# [GIVEN INSTRUCTION]
Output every line below exactly.

# [DATA IN THIS EXERCISE]
+ + + + +

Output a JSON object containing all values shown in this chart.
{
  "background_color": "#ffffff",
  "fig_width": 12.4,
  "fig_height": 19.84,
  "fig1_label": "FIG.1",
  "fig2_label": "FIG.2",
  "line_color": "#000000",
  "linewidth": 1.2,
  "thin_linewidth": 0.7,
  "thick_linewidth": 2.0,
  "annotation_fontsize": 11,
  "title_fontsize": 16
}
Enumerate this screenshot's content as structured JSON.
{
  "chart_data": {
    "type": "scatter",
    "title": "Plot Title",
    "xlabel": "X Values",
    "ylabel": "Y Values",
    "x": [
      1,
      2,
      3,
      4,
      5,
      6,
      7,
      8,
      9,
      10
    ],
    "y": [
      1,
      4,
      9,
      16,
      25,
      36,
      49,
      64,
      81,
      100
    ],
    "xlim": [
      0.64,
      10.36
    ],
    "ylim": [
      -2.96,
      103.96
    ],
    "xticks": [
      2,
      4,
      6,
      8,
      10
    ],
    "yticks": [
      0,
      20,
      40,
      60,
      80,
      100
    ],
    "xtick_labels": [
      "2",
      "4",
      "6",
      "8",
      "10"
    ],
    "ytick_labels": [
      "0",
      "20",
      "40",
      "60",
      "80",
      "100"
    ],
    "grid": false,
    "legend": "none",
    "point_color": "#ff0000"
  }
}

+ + + + +

# [EXERCISE OUTPUT]
Output a JSON object containing all values shown in this chart.
{
  "background_color": "#ffffff",
  "fig_width": 12.4,
  "fig_height": 19.84,
  "fig1_label": "FIG.1",
  "fig2_label": "FIG.2",
  "line_color": "#000000",
  "linewidth": 1.2,
  "thin_linewidth": 0.7,
  "thick_linewidth": 2.0,
  "annotation_fontsize": 11,
  "title_fontsize": 16
}
Enumerate this screenshot's content as structured JSON.
{
  "chart_data": {
    "type": "scatter",
    "title": "Plot Title",
    "xlabel": "X Values",
    "ylabel": "Y Values",
    "x": [
      1,
      2,
      3,
      4,
      5,
      6,
      7,
      8,
      9,
      10
    ],
    "y": [
      1,
      4,
      9,
      16,
      25,
      36,
      49,
      64,
      81,
      100
    ],
    "xlim": [
      0.64,
      10.36
    ],
    "ylim": [
      -2.96,
      103.96
    ],
    "xticks": [
      2,
      4,
      6,
      8,
      10
    ],
    "yticks": [
      0,
      20,
      40,
      60,
      80,
      100
    ],
    "xtick_labels": [
      "2",
      "4",
      "6",
      "8",
      "10"
    ],
    "ytick_labels": [
      "0",
      "20",
      "40",
      "60",
      "80",
      "100"
    ],
    "grid": false,
    "legend": "none",
    "point_color": "#ff0000"
  }
}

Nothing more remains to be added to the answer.